* [Data extract]
%%
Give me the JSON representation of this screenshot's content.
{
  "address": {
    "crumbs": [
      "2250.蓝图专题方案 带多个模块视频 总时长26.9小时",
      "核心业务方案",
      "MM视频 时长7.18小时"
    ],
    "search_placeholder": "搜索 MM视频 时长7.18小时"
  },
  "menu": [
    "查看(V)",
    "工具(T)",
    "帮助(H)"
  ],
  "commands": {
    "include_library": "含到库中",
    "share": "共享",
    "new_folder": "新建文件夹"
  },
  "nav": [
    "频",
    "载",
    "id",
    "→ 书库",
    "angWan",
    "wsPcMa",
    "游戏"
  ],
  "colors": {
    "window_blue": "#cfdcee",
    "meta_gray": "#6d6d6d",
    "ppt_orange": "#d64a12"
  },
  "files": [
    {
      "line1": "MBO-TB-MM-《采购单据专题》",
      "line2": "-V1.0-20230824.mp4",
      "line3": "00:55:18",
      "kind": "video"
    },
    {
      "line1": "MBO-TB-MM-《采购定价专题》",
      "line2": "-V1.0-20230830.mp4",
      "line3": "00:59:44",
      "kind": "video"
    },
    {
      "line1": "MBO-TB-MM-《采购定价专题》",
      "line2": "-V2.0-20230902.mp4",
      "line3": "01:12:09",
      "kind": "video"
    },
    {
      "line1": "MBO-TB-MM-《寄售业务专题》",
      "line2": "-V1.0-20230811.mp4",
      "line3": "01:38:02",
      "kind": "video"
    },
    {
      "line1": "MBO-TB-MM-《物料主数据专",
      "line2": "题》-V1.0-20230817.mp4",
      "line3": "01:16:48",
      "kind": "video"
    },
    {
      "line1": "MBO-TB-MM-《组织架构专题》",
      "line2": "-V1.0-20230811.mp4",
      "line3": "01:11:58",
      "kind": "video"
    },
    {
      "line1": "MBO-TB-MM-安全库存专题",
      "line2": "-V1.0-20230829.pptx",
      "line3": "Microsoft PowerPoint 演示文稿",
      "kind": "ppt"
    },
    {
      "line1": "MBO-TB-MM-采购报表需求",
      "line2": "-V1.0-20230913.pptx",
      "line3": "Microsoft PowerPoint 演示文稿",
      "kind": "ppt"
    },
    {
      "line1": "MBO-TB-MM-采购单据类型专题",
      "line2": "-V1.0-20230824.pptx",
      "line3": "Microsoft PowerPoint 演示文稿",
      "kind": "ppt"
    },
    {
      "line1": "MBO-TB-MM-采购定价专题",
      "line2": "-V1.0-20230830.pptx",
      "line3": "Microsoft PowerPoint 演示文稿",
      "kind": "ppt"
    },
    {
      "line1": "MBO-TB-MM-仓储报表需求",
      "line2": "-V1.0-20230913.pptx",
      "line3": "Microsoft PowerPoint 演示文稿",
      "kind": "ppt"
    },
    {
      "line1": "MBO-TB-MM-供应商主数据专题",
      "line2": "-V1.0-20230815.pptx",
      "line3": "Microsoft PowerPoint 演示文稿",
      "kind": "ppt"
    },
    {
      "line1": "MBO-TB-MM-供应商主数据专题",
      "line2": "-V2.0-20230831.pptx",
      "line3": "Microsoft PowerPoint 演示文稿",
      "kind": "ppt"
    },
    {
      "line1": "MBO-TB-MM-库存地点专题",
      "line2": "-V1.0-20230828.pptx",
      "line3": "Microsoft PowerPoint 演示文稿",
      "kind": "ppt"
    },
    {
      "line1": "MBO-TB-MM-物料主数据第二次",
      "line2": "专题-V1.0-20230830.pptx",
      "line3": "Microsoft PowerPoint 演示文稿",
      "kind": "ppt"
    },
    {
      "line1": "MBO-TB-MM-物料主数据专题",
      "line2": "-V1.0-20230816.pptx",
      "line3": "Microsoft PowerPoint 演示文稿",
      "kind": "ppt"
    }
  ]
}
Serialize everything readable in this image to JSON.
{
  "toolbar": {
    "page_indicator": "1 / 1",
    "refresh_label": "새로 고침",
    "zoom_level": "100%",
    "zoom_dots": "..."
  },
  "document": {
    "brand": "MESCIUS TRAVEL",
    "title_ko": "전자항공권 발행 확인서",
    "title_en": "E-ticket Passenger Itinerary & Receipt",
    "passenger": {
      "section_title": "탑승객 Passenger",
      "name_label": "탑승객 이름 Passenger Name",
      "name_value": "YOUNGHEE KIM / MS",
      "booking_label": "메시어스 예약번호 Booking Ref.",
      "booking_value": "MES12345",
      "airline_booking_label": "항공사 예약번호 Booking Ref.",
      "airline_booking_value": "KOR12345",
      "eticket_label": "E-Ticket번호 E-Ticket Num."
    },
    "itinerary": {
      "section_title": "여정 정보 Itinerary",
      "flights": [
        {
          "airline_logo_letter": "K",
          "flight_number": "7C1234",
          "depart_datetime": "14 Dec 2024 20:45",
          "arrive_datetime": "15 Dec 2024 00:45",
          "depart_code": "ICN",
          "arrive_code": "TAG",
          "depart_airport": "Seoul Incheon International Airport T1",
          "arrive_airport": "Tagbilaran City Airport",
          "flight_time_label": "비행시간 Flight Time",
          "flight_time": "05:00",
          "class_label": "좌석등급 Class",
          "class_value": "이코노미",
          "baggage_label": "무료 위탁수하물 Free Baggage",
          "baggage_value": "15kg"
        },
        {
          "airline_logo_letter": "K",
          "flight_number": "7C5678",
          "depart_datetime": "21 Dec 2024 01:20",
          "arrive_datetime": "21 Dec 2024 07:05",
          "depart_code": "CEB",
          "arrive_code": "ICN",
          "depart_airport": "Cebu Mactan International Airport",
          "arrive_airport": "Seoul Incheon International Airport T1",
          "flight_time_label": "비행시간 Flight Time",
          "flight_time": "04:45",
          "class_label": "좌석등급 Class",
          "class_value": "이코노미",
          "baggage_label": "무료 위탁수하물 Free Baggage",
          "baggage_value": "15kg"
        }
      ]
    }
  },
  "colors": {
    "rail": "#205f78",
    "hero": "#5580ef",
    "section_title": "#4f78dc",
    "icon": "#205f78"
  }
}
%%
* [Direction] Take the data above and return it exactly.

* [The response]
Give me the JSON representation of this screenshot's content.
{
  "address": {
    "crumbs": [
      "2250.蓝图专题方案 带多个模块视频 总时长26.9小时",
      "核心业务方案",
      "MM视频 时长7.18小时"
    ],
    "search_placeholder": "搜索 MM视频 时长7.18小时"
  },
  "menu": [
    "查看(V)",
    "工具(T)",
    "帮助(H)"
  ],
  "commands": {
    "include_library": "含到库中",
    "share": "共享",
    "new_folder": "新建文件夹"
  },
  "nav": [
    "频",
    "载",
    "id",
    "→ 书库",
    "angWan",
    "wsPcMa",
    "游戏"
  ],
  "colors": {
    "window_blue": "#cfdcee",
    "meta_gray": "#6d6d6d",
    "ppt_orange": "#d64a12"
  },
  "files": [
    {
      "line1": "MBO-TB-MM-《采购单据专题》",
      "line2": "-V1.0-20230824.mp4",
      "line3": "00:55:18",
      "kind": "video"
    },
    {
      "line1": "MBO-TB-MM-《采购定价专题》",
      "line2": "-V1.0-20230830.mp4",
      "line3": "00:59:44",
      "kind": "video"
    },
    {
      "line1": "MBO-TB-MM-《采购定价专题》",
      "line2": "-V2.0-20230902.mp4",
      "line3": "01:12:09",
      "kind": "video"
    },
    {
      "line1": "MBO-TB-MM-《寄售业务专题》",
      "line2": "-V1.0-20230811.mp4",
      "line3": "01:38:02",
      "kind": "video"
    },
    {
      "line1": "MBO-TB-MM-《物料主数据专",
      "line2": "题》-V1.0-20230817.mp4",
      "line3": "01:16:48",
      "kind": "video"
    },
    {
      "line1": "MBO-TB-MM-《组织架构专题》",
      "line2": "-V1.0-20230811.mp4",
      "line3": "01:11:58",
      "kind": "video"
    },
    {
      "line1": "MBO-TB-MM-安全库存专题",
      "line2": "-V1.0-20230829.pptx",
      "line3": "Microsoft PowerPoint 演示文稿",
      "kind": "ppt"
    },
    {
      "line1": "MBO-TB-MM-采购报表需求",
      "line2": "-V1.0-20230913.pptx",
      "line3": "Microsoft PowerPoint 演示文稿",
      "kind": "ppt"
    },
    {
      "line1": "MBO-TB-MM-采购单据类型专题",
      "line2": "-V1.0-20230824.pptx",
      "line3": "Microsoft PowerPoint 演示文稿",
      "kind": "ppt"
    },
    {
      "line1": "MBO-TB-MM-采购定价专题",
      "line2": "-V1.0-20230830.pptx",
      "line3": "Microsoft PowerPoint 演示文稿",
      "kind": "ppt"
    },
    {
      "line1": "MBO-TB-MM-仓储报表需求",
      "line2": "-V1.0-20230913.pptx",
      "line3": "Microsoft PowerPoint 演示文稿",
      "kind": "ppt"
    },
    {
      "line1": "MBO-TB-MM-供应商主数据专题",
      "line2": "-V1.0-20230815.pptx",
      "line3": "Microsoft PowerPoint 演示文稿",
      "kind": "ppt"
    },
    {
      "line1": "MBO-TB-MM-供应商主数据专题",
      "line2": "-V2.0-20230831.pptx",
      "line3": "Microsoft PowerPoint 演示文稿",
      "kind": "ppt"
    },
    {
      "line1": "MBO-TB-MM-库存地点专题",
      "line2": "-V1.0-20230828.pptx",
      "line3": "Microsoft PowerPoint 演示文稿",
      "kind": "ppt"
    },
    {
      "line1": "MBO-TB-MM-物料主数据第二次",
      "line2": "专题-V1.0-20230830.pptx",
      "line3": "Microsoft PowerPoint 演示文稿",
      "kind": "ppt"
    },
    {
      "line1": "MBO-TB-MM-物料主数据专题",
      "line2": "-V1.0-20230816.pptx",
      "line3": "Microsoft PowerPoint 演示文稿",
      "kind": "ppt"
    }
  ]
}
Serialize everything readable in this image to JSON.
{
  "toolbar": {
    "page_indicator": "1 / 1",
    "refresh_label": "새로 고침",
    "zoom_level": "100%",
    "zoom_dots": "..."
  },
  "document": {
    "brand": "MESCIUS TRAVEL",
    "title_ko": "전자항공권 발행 확인서",
    "title_en": "E-ticket Passenger Itinerary & Receipt",
    "passenger": {
      "section_title": "탑승객 Passenger",
      "name_label": "탑승객 이름 Passenger Name",
      "name_value": "YOUNGHEE KIM / MS",
      "booking_label": "메시어스 예약번호 Booking Ref.",
      "booking_value": "MES12345",
      "airline_booking_label": "항공사 예약번호 Booking Ref.",
      "airline_booking_value": "KOR12345",
      "eticket_label": "E-Ticket번호 E-Ticket Num."
    },
    "itinerary": {
      "section_title": "여정 정보 Itinerary",
      "flights": [
        {
          "airline_logo_letter": "K",
          "flight_number": "7C1234",
          "depart_datetime": "14 Dec 2024 20:45",
          "arrive_datetime": "15 Dec 2024 00:45",
          "depart_code": "ICN",
          "arrive_code": "TAG",
          "depart_airport": "Seoul Incheon International Airport T1",
          "arrive_airport": "Tagbilaran City Airport",
          "flight_time_label": "비행시간 Flight Time",
          "flight_time": "05:00",
          "class_label": "좌석등급 Class",
          "class_value": "이코노미",
          "baggage_label": "무료 위탁수하물 Free Baggage",
          "baggage_value": "15kg"
        },
        {
          "airline_logo_letter": "K",
          "flight_number": "7C5678",
          "depart_datetime": "21 Dec 2024 01:20",
          "arrive_datetime": "21 Dec 2024 07:05",
          "depart_code": "CEB",
          "arrive_code": "ICN",
          "depart_airport": "Cebu Mactan International Airport",
          "arrive_airport": "Seoul Incheon International Airport T1",
          "flight_time_label": "비행시간 Flight Time",
          "flight_time": "04:45",
          "class_label": "좌석등급 Class",
          "class_value": "이코노미",
          "baggage_label": "무료 위탁수하물 Free Baggage",
          "baggage_value": "15kg"
        }
      ]
    }
  },
  "colors": {
    "rail": "#205f78",
    "hero": "#5580ef",
    "section_title": "#4f78dc",
    "icon": "#205f78"
  }
}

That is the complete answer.